* [TASK REQUIREMENTS]: Identify each line below containing the string "held" and copy it.
------
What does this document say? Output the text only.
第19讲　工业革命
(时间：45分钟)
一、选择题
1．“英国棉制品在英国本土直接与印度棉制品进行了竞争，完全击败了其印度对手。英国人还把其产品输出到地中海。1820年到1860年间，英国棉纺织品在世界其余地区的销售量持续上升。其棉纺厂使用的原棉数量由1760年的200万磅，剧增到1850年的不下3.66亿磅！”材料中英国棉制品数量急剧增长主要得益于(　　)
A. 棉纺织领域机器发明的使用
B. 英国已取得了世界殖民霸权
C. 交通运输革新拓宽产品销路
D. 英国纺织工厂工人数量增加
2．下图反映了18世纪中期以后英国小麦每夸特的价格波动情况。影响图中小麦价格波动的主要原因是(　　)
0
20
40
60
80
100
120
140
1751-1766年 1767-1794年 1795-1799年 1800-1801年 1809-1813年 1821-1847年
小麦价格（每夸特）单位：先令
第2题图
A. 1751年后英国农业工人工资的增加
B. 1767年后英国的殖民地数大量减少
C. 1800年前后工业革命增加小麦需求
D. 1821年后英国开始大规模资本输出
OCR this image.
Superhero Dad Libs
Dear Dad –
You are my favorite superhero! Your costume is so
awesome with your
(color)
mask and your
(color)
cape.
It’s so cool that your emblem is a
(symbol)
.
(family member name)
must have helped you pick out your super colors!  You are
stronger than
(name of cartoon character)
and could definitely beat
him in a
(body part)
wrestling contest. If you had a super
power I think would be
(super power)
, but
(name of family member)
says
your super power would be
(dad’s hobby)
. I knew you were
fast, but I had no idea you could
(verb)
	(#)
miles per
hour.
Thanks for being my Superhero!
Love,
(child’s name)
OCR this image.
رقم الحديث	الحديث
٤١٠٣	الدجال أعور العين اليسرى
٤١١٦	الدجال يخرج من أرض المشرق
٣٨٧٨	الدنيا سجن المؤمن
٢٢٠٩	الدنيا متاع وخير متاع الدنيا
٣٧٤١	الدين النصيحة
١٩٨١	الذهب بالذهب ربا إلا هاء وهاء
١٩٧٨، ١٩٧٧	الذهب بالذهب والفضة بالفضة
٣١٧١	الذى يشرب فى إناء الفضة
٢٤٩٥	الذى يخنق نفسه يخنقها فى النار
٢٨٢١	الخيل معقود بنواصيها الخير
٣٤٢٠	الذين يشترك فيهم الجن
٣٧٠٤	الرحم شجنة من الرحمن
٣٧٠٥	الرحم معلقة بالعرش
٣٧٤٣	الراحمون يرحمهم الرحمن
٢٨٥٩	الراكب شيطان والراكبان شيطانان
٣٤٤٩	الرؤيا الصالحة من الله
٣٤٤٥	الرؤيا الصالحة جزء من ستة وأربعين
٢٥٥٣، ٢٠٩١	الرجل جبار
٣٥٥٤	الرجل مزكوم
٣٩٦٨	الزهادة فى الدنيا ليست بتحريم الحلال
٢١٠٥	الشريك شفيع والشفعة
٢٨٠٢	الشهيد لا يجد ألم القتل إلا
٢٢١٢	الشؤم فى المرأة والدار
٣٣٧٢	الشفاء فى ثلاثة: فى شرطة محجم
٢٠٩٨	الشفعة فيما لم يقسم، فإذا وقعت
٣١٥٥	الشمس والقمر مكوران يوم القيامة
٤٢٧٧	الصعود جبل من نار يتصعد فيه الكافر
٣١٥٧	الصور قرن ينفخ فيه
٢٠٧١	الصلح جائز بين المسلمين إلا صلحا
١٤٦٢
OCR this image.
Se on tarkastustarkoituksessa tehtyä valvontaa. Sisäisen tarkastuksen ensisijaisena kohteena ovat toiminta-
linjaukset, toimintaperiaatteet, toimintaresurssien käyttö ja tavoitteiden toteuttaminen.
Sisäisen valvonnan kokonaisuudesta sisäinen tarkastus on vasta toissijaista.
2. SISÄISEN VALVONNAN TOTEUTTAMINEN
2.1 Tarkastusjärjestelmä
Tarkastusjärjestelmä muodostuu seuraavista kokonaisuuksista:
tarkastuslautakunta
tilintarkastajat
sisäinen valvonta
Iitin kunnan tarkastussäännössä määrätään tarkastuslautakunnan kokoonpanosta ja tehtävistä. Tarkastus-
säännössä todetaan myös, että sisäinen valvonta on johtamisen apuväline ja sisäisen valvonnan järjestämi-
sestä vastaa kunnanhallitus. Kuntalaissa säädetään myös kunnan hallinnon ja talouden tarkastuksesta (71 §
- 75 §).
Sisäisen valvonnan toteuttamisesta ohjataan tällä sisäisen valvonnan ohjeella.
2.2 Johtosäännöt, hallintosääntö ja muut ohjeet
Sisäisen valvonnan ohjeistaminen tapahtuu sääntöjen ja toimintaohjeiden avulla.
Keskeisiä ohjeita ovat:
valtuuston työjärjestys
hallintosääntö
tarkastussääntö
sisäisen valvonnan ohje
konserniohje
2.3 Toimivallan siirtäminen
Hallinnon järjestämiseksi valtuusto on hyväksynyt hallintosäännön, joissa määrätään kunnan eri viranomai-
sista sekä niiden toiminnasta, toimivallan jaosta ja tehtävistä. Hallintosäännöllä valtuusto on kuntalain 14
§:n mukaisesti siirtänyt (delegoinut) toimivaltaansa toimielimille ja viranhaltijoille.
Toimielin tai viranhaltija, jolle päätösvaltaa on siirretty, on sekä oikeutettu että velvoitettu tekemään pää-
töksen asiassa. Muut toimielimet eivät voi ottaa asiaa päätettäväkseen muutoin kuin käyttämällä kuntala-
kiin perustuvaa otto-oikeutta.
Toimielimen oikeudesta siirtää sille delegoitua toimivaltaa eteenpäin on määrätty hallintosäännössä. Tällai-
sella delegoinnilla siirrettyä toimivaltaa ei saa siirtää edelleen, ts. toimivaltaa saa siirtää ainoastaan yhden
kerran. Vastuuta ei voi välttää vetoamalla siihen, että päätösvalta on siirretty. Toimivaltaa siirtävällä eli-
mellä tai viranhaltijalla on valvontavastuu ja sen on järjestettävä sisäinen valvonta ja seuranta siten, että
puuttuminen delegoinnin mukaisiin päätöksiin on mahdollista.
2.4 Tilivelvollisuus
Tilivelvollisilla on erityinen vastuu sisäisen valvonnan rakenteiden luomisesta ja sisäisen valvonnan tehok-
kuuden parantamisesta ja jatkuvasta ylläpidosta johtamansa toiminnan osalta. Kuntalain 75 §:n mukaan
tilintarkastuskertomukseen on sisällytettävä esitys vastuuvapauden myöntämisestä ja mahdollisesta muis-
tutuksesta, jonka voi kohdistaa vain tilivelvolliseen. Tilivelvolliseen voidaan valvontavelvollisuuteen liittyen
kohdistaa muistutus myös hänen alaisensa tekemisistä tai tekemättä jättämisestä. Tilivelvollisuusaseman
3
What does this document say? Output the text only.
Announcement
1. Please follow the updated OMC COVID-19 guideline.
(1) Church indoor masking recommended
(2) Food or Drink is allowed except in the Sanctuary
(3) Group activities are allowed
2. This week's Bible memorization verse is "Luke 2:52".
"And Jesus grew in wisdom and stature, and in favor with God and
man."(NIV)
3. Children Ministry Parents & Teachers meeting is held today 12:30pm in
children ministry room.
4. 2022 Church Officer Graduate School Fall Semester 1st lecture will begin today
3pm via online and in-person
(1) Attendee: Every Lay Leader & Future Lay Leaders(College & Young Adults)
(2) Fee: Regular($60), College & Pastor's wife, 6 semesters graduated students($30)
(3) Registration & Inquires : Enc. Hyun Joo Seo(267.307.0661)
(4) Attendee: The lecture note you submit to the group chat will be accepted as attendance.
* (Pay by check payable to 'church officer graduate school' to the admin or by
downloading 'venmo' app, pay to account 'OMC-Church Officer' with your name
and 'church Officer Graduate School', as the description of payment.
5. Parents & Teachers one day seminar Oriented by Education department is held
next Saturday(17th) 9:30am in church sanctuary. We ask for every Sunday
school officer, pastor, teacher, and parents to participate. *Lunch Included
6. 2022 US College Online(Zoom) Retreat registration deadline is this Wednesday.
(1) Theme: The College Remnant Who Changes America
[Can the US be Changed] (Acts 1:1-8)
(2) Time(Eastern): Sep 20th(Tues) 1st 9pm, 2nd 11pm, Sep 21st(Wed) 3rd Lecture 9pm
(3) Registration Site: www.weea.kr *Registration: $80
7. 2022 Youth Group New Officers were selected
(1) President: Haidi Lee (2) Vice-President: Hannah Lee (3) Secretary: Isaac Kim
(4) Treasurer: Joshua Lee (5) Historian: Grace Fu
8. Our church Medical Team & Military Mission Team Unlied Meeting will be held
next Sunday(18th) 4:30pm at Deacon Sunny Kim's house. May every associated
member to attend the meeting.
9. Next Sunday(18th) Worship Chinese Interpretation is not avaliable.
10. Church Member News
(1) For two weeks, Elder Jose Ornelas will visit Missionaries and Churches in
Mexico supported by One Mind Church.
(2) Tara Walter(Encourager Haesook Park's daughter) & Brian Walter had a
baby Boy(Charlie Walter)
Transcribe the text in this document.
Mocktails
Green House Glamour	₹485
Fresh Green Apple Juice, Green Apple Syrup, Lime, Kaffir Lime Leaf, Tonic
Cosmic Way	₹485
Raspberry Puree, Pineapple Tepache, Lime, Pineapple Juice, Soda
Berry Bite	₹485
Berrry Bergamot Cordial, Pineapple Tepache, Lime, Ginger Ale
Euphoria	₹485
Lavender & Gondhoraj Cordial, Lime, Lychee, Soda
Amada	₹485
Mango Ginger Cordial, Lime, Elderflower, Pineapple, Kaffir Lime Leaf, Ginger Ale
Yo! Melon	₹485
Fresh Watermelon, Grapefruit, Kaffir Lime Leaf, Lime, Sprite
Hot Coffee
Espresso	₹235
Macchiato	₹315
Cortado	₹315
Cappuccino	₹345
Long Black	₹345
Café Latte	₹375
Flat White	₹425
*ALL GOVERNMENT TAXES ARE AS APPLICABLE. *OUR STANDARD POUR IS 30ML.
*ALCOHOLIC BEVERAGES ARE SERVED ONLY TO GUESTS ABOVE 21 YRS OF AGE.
------
* [SOLVED PROBLEM]:
3. Children Ministry Parents & Teachers meeting is held today 12:30pm in
5. Parents & Teachers one day seminar Oriented by Education department is held
8. Our church Medical Team & Military Mission Team Unlied Meeting will be held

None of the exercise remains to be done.